*DATA TO USE*
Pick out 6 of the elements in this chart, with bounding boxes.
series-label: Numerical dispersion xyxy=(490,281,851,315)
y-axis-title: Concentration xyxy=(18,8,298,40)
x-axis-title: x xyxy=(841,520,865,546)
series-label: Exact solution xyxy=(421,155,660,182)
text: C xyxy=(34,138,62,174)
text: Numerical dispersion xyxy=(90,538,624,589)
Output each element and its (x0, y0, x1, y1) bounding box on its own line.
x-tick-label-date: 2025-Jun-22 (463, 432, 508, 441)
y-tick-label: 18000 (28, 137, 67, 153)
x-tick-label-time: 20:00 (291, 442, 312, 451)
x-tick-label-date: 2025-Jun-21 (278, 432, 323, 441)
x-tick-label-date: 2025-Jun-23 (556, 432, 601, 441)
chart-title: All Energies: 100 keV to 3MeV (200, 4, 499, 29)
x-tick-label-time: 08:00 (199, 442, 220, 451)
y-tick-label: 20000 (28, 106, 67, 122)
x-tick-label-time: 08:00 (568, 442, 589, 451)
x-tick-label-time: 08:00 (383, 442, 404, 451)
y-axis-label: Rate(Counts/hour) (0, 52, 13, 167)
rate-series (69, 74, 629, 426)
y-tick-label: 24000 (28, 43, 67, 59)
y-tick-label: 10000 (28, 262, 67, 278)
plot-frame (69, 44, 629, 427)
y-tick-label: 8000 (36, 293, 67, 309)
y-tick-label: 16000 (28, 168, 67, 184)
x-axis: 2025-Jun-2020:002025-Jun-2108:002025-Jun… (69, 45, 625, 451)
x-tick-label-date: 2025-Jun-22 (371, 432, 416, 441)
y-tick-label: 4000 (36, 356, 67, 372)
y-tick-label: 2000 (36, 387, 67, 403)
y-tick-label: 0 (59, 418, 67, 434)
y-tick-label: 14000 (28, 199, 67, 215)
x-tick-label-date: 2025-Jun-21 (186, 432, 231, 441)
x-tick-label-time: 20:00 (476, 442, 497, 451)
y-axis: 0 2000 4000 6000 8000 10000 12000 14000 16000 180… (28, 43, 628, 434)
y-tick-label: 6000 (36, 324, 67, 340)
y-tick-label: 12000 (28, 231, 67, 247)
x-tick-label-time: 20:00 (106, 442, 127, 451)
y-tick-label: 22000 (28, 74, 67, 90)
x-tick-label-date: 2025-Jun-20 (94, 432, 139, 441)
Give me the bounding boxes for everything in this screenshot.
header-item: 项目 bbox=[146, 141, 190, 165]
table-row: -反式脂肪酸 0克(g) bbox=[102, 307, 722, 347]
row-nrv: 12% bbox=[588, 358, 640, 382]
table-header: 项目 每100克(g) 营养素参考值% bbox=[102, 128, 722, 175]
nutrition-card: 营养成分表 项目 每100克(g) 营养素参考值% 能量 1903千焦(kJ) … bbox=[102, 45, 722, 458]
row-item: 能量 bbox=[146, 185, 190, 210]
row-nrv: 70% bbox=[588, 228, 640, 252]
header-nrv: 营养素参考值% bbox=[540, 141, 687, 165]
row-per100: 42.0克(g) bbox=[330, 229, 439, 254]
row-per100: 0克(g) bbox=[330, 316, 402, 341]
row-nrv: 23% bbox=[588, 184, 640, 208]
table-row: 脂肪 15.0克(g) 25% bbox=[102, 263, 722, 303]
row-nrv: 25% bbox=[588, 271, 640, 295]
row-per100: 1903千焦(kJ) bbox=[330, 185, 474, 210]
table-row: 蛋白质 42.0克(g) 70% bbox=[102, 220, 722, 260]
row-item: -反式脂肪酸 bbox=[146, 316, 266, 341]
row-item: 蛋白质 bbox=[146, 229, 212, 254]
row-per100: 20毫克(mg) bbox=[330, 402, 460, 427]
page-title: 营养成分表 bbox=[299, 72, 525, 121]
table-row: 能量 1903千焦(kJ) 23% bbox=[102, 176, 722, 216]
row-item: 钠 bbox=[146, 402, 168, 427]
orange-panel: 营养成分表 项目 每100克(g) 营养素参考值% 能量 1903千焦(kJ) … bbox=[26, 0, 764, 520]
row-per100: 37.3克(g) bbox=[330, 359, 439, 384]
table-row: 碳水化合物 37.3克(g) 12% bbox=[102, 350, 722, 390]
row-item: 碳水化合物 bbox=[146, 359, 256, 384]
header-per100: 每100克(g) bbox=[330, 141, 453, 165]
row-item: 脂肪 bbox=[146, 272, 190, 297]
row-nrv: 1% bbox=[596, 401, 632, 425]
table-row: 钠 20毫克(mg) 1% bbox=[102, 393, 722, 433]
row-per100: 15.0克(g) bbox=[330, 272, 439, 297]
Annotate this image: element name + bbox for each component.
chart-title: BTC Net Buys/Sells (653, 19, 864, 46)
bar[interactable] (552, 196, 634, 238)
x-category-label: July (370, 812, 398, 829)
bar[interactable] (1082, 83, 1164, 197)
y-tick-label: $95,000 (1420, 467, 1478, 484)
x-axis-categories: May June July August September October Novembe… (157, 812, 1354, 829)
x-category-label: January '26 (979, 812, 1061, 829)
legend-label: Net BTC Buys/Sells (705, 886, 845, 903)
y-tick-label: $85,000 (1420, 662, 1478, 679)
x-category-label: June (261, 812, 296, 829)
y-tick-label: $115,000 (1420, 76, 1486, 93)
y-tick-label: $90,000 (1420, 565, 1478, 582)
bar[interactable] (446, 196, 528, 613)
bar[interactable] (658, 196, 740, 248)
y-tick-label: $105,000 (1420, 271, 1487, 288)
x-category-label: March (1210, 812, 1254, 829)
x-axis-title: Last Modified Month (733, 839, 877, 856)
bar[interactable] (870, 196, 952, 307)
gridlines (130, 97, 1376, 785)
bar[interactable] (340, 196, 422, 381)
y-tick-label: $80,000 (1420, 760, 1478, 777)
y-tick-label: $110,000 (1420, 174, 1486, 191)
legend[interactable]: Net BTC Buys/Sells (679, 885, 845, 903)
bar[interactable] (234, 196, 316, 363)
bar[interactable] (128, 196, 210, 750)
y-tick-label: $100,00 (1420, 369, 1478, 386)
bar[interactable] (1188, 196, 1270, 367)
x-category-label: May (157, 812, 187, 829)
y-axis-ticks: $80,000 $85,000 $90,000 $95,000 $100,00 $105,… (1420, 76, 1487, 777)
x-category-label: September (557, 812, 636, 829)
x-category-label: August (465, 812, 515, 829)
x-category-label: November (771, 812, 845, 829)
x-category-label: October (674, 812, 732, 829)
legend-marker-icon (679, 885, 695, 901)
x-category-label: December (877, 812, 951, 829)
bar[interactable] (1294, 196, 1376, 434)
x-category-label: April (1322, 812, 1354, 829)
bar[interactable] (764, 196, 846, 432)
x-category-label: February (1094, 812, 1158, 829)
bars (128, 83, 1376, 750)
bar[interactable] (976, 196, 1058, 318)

*SET PROBLEM*
Count the lines of the records that contain the string "legend", where uppercase and lowercase letters count as different. Reply with the number alone.

*FULL SOLUTION*
3